INPUT FOR THIS TASK:

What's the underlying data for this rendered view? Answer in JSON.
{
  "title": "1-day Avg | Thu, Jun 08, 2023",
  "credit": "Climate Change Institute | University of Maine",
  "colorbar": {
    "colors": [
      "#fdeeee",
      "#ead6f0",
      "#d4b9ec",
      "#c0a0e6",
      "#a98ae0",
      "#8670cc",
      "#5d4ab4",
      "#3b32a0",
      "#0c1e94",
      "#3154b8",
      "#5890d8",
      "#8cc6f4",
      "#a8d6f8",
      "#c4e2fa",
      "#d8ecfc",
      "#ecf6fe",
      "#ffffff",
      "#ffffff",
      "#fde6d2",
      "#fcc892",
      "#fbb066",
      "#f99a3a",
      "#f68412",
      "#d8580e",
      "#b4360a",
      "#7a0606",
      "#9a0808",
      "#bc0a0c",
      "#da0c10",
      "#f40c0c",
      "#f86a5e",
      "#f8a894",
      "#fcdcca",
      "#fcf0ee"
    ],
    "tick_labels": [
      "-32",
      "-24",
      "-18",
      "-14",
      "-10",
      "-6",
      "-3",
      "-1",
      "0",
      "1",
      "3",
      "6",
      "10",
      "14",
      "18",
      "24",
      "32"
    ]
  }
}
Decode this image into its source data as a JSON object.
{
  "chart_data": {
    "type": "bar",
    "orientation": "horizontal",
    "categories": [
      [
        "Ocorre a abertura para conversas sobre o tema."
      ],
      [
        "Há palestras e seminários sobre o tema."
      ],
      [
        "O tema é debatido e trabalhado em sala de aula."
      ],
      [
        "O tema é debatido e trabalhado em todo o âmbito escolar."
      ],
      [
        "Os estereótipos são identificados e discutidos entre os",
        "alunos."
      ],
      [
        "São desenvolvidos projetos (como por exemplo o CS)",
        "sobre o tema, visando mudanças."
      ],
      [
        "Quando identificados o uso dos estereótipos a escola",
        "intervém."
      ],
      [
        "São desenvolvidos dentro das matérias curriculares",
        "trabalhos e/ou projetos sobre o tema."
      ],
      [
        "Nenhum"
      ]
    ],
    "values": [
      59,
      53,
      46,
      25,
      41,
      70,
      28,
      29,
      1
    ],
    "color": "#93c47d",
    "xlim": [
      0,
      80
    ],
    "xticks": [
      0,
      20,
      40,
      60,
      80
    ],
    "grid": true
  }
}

AIM OF THE TASK: Reproduce the records above exactly, starting with the line that contains "Decode this image" and ending with the last line.

OUTPUT:
Decode this image into its source data as a JSON object.
{
  "chart_data": {
    "type": "bar",
    "orientation": "horizontal",
    "categories": [
      [
        "Ocorre a abertura para conversas sobre o tema."
      ],
      [
        "Há palestras e seminários sobre o tema."
      ],
      [
        "O tema é debatido e trabalhado em sala de aula."
      ],
      [
        "O tema é debatido e trabalhado em todo o âmbito escolar."
      ],
      [
        "Os estereótipos são identificados e discutidos entre os",
        "alunos."
      ],
      [
        "São desenvolvidos projetos (como por exemplo o CS)",
        "sobre o tema, visando mudanças."
      ],
      [
        "Quando identificados o uso dos estereótipos a escola",
        "intervém."
      ],
      [
        "São desenvolvidos dentro das matérias curriculares",
        "trabalhos e/ou projetos sobre o tema."
      ],
      [
        "Nenhum"
      ]
    ],
    "values": [
      59,
      53,
      46,
      25,
      41,
      70,
      28,
      29,
      1
    ],
    "color": "#93c47d",
    "xlim": [
      0,
      80
    ],
    "xticks": [
      0,
      20,
      40,
      60,
      80
    ],
    "grid": true
  }
}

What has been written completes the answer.